Exercise aim -
The entries that follow should be written out exactly.

--- Begin Information shown ---

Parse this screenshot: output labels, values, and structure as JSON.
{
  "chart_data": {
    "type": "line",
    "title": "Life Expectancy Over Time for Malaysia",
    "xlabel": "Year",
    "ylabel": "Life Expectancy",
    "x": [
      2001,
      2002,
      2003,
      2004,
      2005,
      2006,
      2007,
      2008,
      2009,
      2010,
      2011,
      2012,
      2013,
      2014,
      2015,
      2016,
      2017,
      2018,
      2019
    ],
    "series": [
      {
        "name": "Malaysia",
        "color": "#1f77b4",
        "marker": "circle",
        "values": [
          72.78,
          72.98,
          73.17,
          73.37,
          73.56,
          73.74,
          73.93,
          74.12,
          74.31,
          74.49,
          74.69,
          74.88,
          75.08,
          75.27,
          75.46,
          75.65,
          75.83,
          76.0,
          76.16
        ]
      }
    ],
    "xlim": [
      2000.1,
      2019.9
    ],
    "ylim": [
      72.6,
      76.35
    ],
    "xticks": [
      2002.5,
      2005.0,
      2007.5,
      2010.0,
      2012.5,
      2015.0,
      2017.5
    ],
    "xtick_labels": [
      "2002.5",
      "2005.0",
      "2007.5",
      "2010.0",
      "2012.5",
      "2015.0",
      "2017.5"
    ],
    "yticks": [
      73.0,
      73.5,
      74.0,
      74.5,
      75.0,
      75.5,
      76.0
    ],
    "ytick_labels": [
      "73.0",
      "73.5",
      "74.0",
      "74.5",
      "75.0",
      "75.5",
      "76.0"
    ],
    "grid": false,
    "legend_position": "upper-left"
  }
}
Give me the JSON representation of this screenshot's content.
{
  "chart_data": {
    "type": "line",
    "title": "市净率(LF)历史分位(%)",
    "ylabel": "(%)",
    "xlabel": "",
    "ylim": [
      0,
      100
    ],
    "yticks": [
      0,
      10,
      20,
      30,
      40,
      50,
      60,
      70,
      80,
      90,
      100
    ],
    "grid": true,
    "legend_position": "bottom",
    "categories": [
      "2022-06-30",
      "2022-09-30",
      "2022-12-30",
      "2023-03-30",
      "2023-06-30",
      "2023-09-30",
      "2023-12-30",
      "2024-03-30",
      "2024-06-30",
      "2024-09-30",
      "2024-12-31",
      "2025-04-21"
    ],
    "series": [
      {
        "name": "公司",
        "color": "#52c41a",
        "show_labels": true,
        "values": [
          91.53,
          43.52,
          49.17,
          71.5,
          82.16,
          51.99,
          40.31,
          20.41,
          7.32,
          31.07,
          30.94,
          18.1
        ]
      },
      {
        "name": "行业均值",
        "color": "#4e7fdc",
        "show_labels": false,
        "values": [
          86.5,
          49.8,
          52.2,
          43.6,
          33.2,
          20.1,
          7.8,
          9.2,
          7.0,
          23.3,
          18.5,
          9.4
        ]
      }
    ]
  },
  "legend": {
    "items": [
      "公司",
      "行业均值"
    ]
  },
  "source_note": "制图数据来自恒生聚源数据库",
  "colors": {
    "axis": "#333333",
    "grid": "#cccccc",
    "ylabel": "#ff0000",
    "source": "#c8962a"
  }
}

--- End Information shown ---

Problem solution -
Parse this screenshot: output labels, values, and structure as JSON.
{
  "chart_data": {
    "type": "line",
    "title": "Life Expectancy Over Time for Malaysia",
    "xlabel": "Year",
    "ylabel": "Life Expectancy",
    "x": [
      2001,
      2002,
      2003,
      2004,
      2005,
      2006,
      2007,
      2008,
      2009,
      2010,
      2011,
      2012,
      2013,
      2014,
      2015,
      2016,
      2017,
      2018,
      2019
    ],
    "series": [
      {
        "name": "Malaysia",
        "color": "#1f77b4",
        "marker": "circle",
        "values": [
          72.78,
          72.98,
          73.17,
          73.37,
          73.56,
          73.74,
          73.93,
          74.12,
          74.31,
          74.49,
          74.69,
          74.88,
          75.08,
          75.27,
          75.46,
          75.65,
          75.83,
          76.0,
          76.16
        ]
      }
    ],
    "xlim": [
      2000.1,
      2019.9
    ],
    "ylim": [
      72.6,
      76.35
    ],
    "xticks": [
      2002.5,
      2005.0,
      2007.5,
      2010.0,
      2012.5,
      2015.0,
      2017.5
    ],
    "xtick_labels": [
      "2002.5",
      "2005.0",
      "2007.5",
      "2010.0",
      "2012.5",
      "2015.0",
      "2017.5"
    ],
    "yticks": [
      73.0,
      73.5,
      74.0,
      74.5,
      75.0,
      75.5,
      76.0
    ],
    "ytick_labels": [
      "73.0",
      "73.5",
      "74.0",
      "74.5",
      "75.0",
      "75.5",
      "76.0"
    ],
    "grid": false,
    "legend_position": "upper-left"
  }
}
Give me the JSON representation of this screenshot's content.
{
  "chart_data": {
    "type": "line",
    "title": "市净率(LF)历史分位(%)",
    "ylabel": "(%)",
    "xlabel": "",
    "ylim": [
      0,
      100
    ],
    "yticks": [
      0,
      10,
      20,
      30,
      40,
      50,
      60,
      70,
      80,
      90,
      100
    ],
    "grid": true,
    "legend_position": "bottom",
    "categories": [
      "2022-06-30",
      "2022-09-30",
      "2022-12-30",
      "2023-03-30",
      "2023-06-30",
      "2023-09-30",
      "2023-12-30",
      "2024-03-30",
      "2024-06-30",
      "2024-09-30",
      "2024-12-31",
      "2025-04-21"
    ],
    "series": [
      {
        "name": "公司",
        "color": "#52c41a",
        "show_labels": true,
        "values": [
          91.53,
          43.52,
          49.17,
          71.5,
          82.16,
          51.99,
          40.31,
          20.41,
          7.32,
          31.07,
          30.94,
          18.1
        ]
      },
      {
        "name": "行业均值",
        "color": "#4e7fdc",
        "show_labels": false,
        "values": [
          86.5,
          49.8,
          52.2,
          43.6,
          33.2,
          20.1,
          7.8,
          9.2,
          7.0,
          23.3,
          18.5,
          9.4
        ]
      }
    ]
  },
  "legend": {
    "items": [
      "公司",
      "行业均值"
    ]
  },
  "source_note": "制图数据来自恒生聚源数据库",
  "colors": {
    "axis": "#333333",
    "grid": "#cccccc",
    "ylabel": "#ff0000",
    "source": "#c8962a"
  }
}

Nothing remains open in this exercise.